# [DATA FOR THE TASK]
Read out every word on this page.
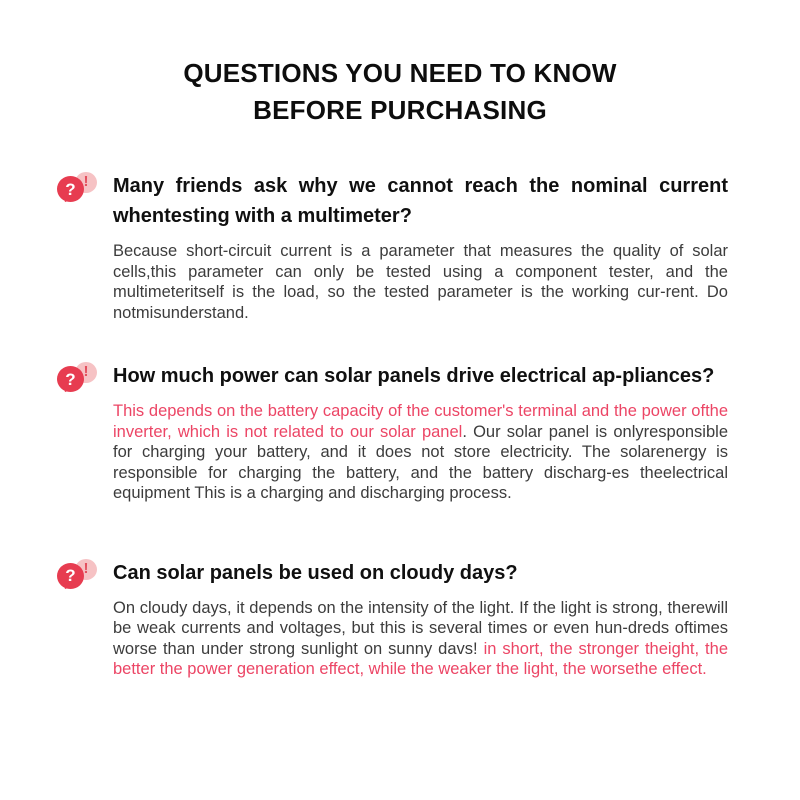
QUESTIONS YOU NEED TO KNOW
BEFORE PURCHASING
!
? Many friends ask why we cannot reach the nominal current whentesting with a multimeter?

Because short-circuit current is a parameter that measures the quality of solar cells,this parameter can only be tested using a component tester, and the multimeteritself is the load, so the tested parameter is the working cur-rent. Do notmisunderstand.

!
? How much power can solar panels drive electrical ap-pliances?

This depends on the battery capacity of the customer's terminal and the power ofthe inverter, which is not related to our solar panel. Our solar panel is onlyresponsible for charging your battery, and it does not store electricity. The solarenergy is responsible for charging the battery, and the battery discharg-es theelectrical equipment This is a charging and discharging process.

!
? Can solar panels be used on cloudy days?

On cloudy days, it depends on the intensity of the light. If the light is strong, therewill be weak currents and voltages, but this is several times or even hun-dreds oftimes worse than under strong sunlight on sunny davs! in short, the stronger theight, the better the power generation effect, while the weaker the light, the worsethe effect.
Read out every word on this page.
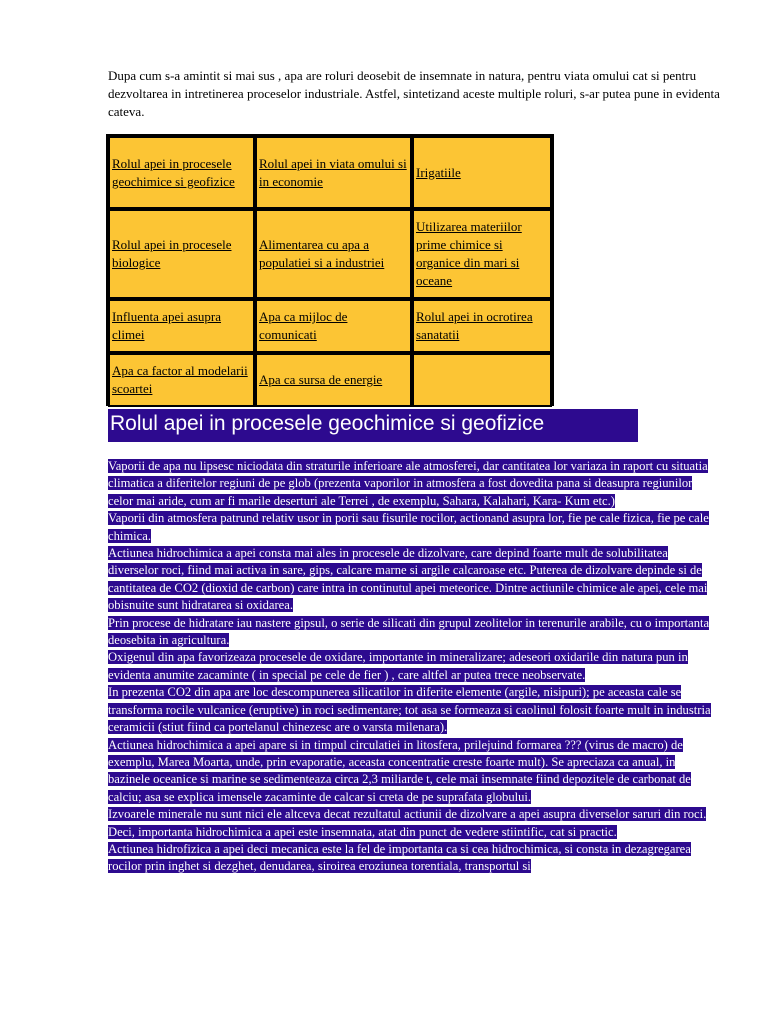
Dupa cum s-a amintit si mai sus , apa are roluri deosebit de insemnate in natura, pentru viata omului cat si pentru dezvoltarea in intretinerea proceselor industriale. Astfel, sintetizand aceste multiple roluri, s-ar putea pune in evidenta cateva.
Rolul apei in procesele geochimice si geofizice
Rolul apei in viata omului si in economie
Irigatiile
Rolul apei in procesele biologice
Alimentarea cu apa a populatiei si a industriei
Utilizarea materiilor prime chimice si organice din mari si oceane
Influenta apei asupra climei
Apa ca mijloc de comunicati
Rolul apei in ocrotirea sanatatii
Apa ca factor al modelarii scoartei
Apa ca sursa de energie
Rolul apei in procesele geochimice si geofizice

Vaporii de apa nu lipsesc niciodata din straturile inferioare ale atmosferei, dar cantitatea lor variaza in raport cu situatia climatica a diferitelor regiuni de pe glob (prezenta vaporilor in atmosfera a fost dovedita pana si deasupra regiunilor celor mai aride, cum ar fi marile deserturi ale Terrei , de exemplu, Sahara, Kalahari, Kara- Kum etc.)

Vaporii din atmosfera patrund relativ usor in porii sau fisurile rocilor, actionand asupra lor, fie pe cale fizica, fie pe cale chimica.

Actiunea hidrochimica a apei consta mai ales in procesele de dizolvare, care depind foarte mult de solubilitatea diverselor roci, fiind mai activa in sare, gips, calcare marne si argile calcaroase etc. Puterea de dizolvare depinde si de cantitatea de CO2 (dioxid de carbon) care intra in continutul apei meteorice. Dintre actiunile chimice ale apei, cele mai obisnuite sunt hidratarea si oxidarea.

Prin procese de hidratare iau nastere gipsul, o serie de silicati din grupul zeolitelor in terenurile arabile, cu o importanta deosebita in agricultura.

Oxigenul din apa favorizeaza procesele de oxidare, importante in mineralizare; adeseori oxidarile din natura pun in evidenta anumite zacaminte ( in special pe cele de fier ) , care altfel ar putea trece neobservate.

In prezenta CO2 din apa are loc descompunerea silicatilor in diferite elemente (argile, nisipuri); pe aceasta cale se transforma rocile vulcanice (eruptive) in roci sedimentare; tot asa se formeaza si caolinul folosit foarte mult in industria ceramicii (stiut fiind ca portelanul chinezesc are o varsta milenara).

Actiunea hidrochimica a apei apare si in timpul circulatiei in litosfera, prilejuind formarea ??? (virus de macro) de exemplu, Marea Moarta, unde, prin evaporatie, aceasta concentratie creste foarte mult). Se apreciaza ca anual, in bazinele oceanice si marine se sedimenteaza circa 2,3 miliarde t, cele mai insemnate fiind depozitele de carbonat de calciu; asa se explica imensele zacaminte de calcar si creta de pe suprafata globului.

Izvoarele minerale nu sunt nici ele altceva decat rezultatul actiunii de dizolvare a apei asupra diverselor saruri din roci.

Deci, importanta hidrochimica a apei este insemnata, atat din punct de vedere stiintific, cat si practic.

Actiunea hidrofizica a apei deci mecanica este la fel de importanta ca si cea hidrochimica, si consta in dezagregarea rocilor prin inghet si dezghet, denudarea, siroirea eroziunea torentiala, transportul si
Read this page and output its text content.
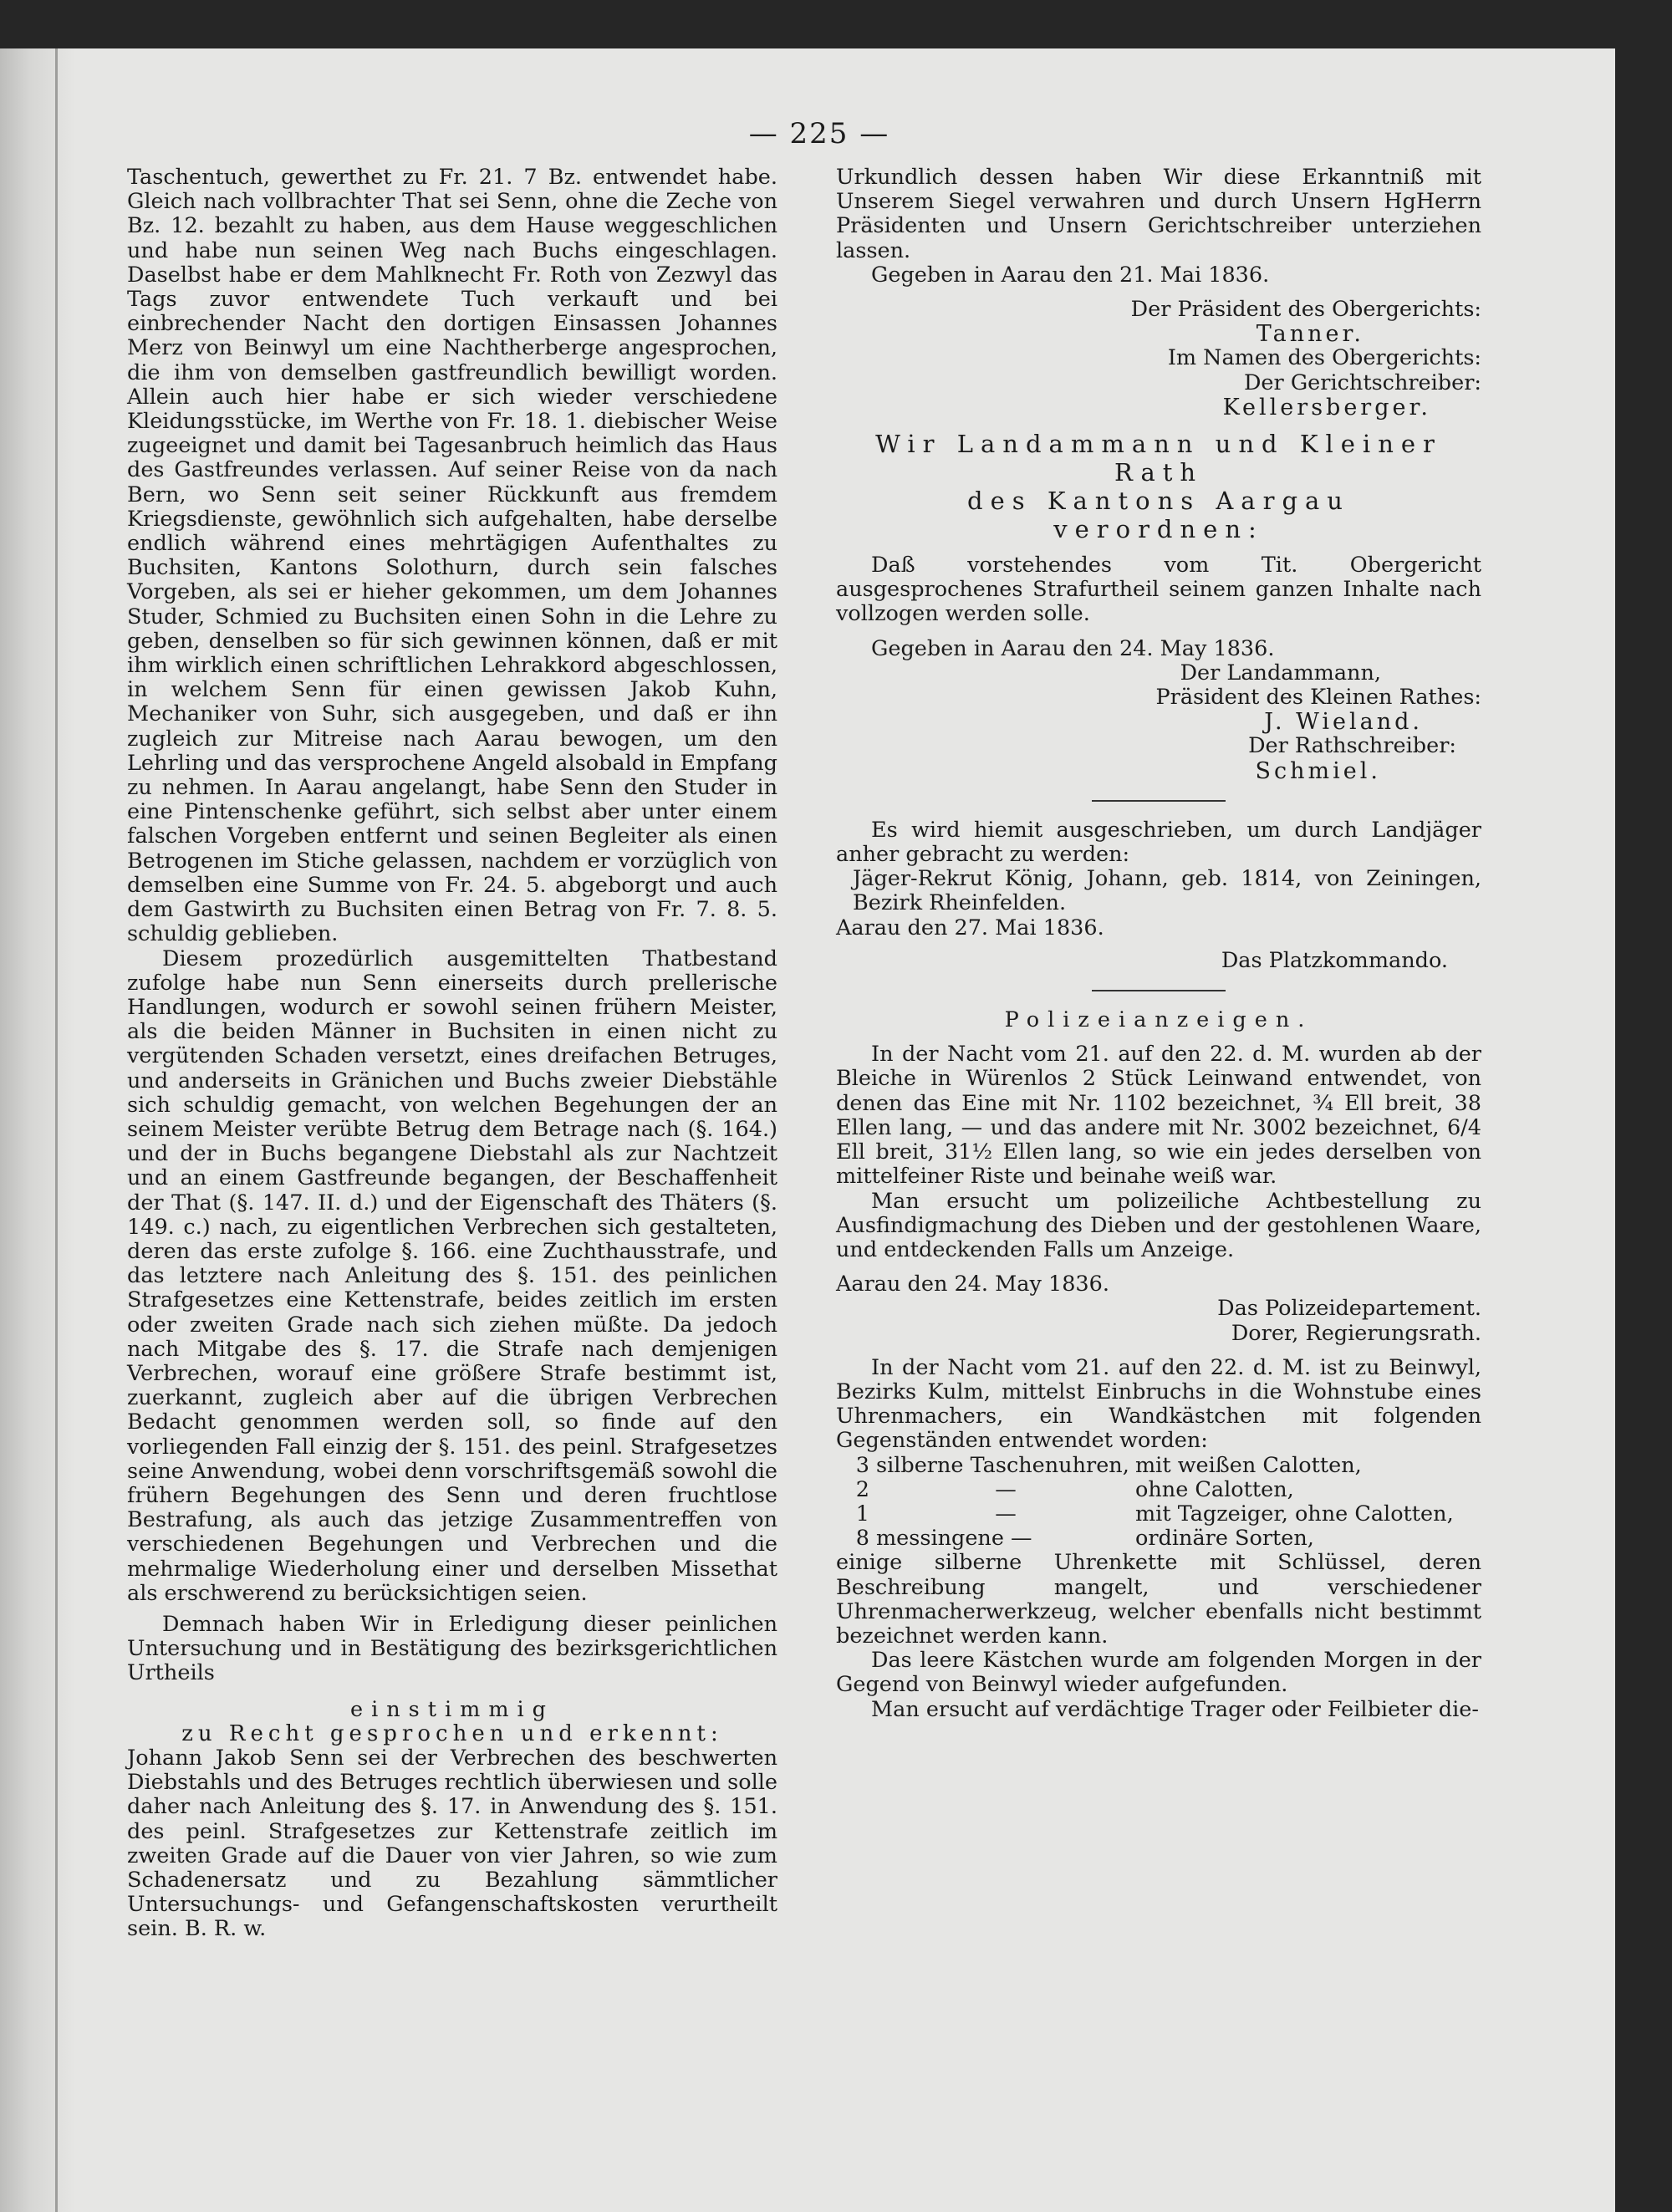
— 225 —

Taschentuch, gewerthet zu Fr. 21. 7 Bz. entwendet habe. Gleich nach vollbrachter That sei Senn, ohne die Zeche von Bz. 12. bezahlt zu haben, aus dem Hause weggeschlichen und habe nun seinen Weg nach Buchs eingeschlagen. Daselbst habe er dem Mahlknecht Fr. Roth von Zezwyl das Tags zuvor entwendete Tuch verkauft und bei einbrechender Nacht den dortigen Einsassen Johannes Merz von Beinwyl um eine Nachtherberge angesprochen, die ihm von demselben gastfreundlich bewilligt worden. Allein auch hier habe er sich wieder verschiedene Kleidungsstücke, im Werthe von Fr. 18. 1. diebischer Weise zugeeignet und damit bei Tagesanbruch heimlich das Haus des Gastfreundes verlassen. Auf seiner Reise von da nach Bern, wo Senn seit seiner Rückkunft aus fremdem Kriegsdienste, gewöhnlich sich aufgehalten, habe derselbe endlich während eines mehrtägigen Aufenthaltes zu Buchsiten, Kantons Solothurn, durch sein falsches Vorgeben, als sei er hieher gekommen, um dem Johannes Studer, Schmied zu Buchsiten einen Sohn in die Lehre zu geben, denselben so für sich gewinnen können, daß er mit ihm wirklich einen schriftlichen Lehrakkord abgeschlossen, in welchem Senn für einen gewissen Jakob Kuhn, Mechaniker von Suhr, sich ausgegeben, und daß er ihn zugleich zur Mitreise nach Aarau bewogen, um den Lehrling und das versprochene Angeld alsobald in Empfang zu nehmen. In Aarau angelangt, habe Senn den Studer in eine Pintenschenke geführt, sich selbst aber unter einem falschen Vorgeben entfernt und seinen Begleiter als einen Betrogenen im Stiche gelassen, nachdem er vorzüglich von demselben eine Summe von Fr. 24. 5. abgeborgt und auch dem Gastwirth zu Buchsiten einen Betrag von Fr. 7. 8. 5. schuldig geblieben.

Diesem prozedürlich ausgemittelten Thatbestand zufolge habe nun Senn einerseits durch prellerische Handlungen, wodurch er sowohl seinen frühern Meister, als die beiden Männer in Buchsiten in einen nicht zu vergütenden Schaden versetzt, eines dreifachen Betruges, und anderseits in Gränichen und Buchs zweier Diebstähle sich schuldig gemacht, von welchen Begehungen der an seinem Meister verübte Betrug dem Betrage nach (§. 164.) und der in Buchs begangene Diebstahl als zur Nachtzeit und an einem Gastfreunde begangen, der Beschaffenheit der That (§. 147. II. d.) und der Eigenschaft des Thäters (§. 149. c.) nach, zu eigentlichen Verbrechen sich gestalteten, deren das erste zufolge §. 166. eine Zuchthausstrafe, und das letztere nach Anleitung des §. 151. des peinlichen Strafgesetzes eine Kettenstrafe, beides zeitlich im ersten oder zweiten Grade nach sich ziehen müßte. Da jedoch nach Mitgabe des §. 17. die Strafe nach demjenigen Verbrechen, worauf eine größere Strafe bestimmt ist, zuerkannt, zugleich aber auf die übrigen Verbrechen Bedacht genommen werden soll, so finde auf den vorliegenden Fall einzig der §. 151. des peinl. Strafgesetzes seine Anwendung, wobei denn vorschriftsgemäß sowohl die frühern Begehungen des Senn und deren fruchtlose Bestrafung, als auch das jetzige Zusammentreffen von verschiedenen Begehungen und Verbrechen und die mehrmalige Wiederholung einer und derselben Missethat als erschwerend zu berücksichtigen seien.

Demnach haben Wir in Erledigung dieser peinlichen Untersuchung und in Bestätigung des bezirksgerichtlichen Urtheils

einstimmig

zu Recht gesprochen und erkennt:

Johann Jakob Senn sei der Verbrechen des beschwerten Diebstahls und des Betruges rechtlich überwiesen und solle daher nach Anleitung des §. 17. in Anwendung des §. 151. des peinl. Strafgesetzes zur Kettenstrafe zeitlich im zweiten Grade auf die Dauer von vier Jahren, so wie zum Schadenersatz und zu Bezahlung sämmtlicher Untersuchungs- und Gefangenschaftskosten verurtheilt sein. B. R. w.

Urkundlich dessen haben Wir diese Erkanntniß mit Unserem Siegel verwahren und durch Unsern HgHerrn Präsidenten und Unsern Gerichtschreiber unterziehen lassen.

Gegeben in Aarau den 21. Mai 1836.

Der Präsident des Obergerichts:

Tanner.

Im Namen des Obergerichts:

Der Gerichtschreiber:

Kellersberger.

Wir Landammann und Kleiner Rath

des Kantons Aargau

verordnen:

Daß vorstehendes vom Tit. Obergericht ausgesprochenes Strafurtheil seinem ganzen Inhalte nach vollzogen werden solle.

Gegeben in Aarau den 24. May 1836.

Der Landammann,

Präsident des Kleinen Rathes:

J. Wieland.

Der Rathschreiber:

Schmiel.

Es wird hiemit ausgeschrieben, um durch Landjäger anher gebracht zu werden:

Jäger-Rekrut König, Johann, geb. 1814, von Zeiningen, Bezirk Rheinfelden.

Aarau den 27. Mai 1836.

Das Platzkommando.

Polizeianzeigen.

In der Nacht vom 21. auf den 22. d. M. wurden ab der Bleiche in Würenlos 2 Stück Leinwand entwendet, von denen das Eine mit Nr. 1102 bezeichnet, ¾ Ell breit, 38 Ellen lang, — und das andere mit Nr. 3002 bezeichnet, 6/4 Ell breit, 31½ Ellen lang, so wie ein jedes derselben von mittelfeiner Riste und beinahe weiß war.

Man ersucht um polizeiliche Achtbestellung zu Ausfindigmachung des Dieben und der gestohlenen Waare, und entdeckenden Falls um Anzeige.

Aarau den 24. May 1836.

Das Polizeidepartement.

Dorer, Regierungsrath.

In der Nacht vom 21. auf den 22. d. M. ist zu Beinwyl, Bezirks Kulm, mittelst Einbruchs in die Wohnstube eines Uhrenmachers, ein Wandkästchen mit folgenden Gegenständen entwendet worden:

3 silberne Taschenuhren, mit weißen Calotten,
2	—	ohne Calotten,
1	—	mit Tagzeiger, ohne Calotten,
8 messingene —	ordinäre Sorten,

einige silberne Uhrenkette mit Schlüssel, deren Beschreibung mangelt, und verschiedener Uhrenmacherwerkzeug, welcher ebenfalls nicht bestimmt bezeichnet werden kann.

Das leere Kästchen wurde am folgenden Morgen in der Gegend von Beinwyl wieder aufgefunden.

Man ersucht auf verdächtige Trager oder Feilbieter die-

# [AIM OF THE EXERCISE]
The lines above that hold the word "dizolvare" should be found and copied out.

# [WRITTEN RESPONSE]
Actiunea hidrochimica a apei consta mai ales in procesele de dizolvare, care depind foarte mult de solubilitatea diverselor roci, fiind mai activa in sare, gips, calcare marne si argile calcaroase etc. Puterea de dizolvare depinde si de cantitatea de CO2 (dioxid de carbon) care intra in continutul apei meteorice. Dintre actiunile chimice ale apei, cele mai obisnuite sunt hidratarea si oxidarea.
Izvoarele minerale nu sunt nici ele altceva decat rezultatul actiunii de dizolvare a apei asupra diverselor saruri din roci.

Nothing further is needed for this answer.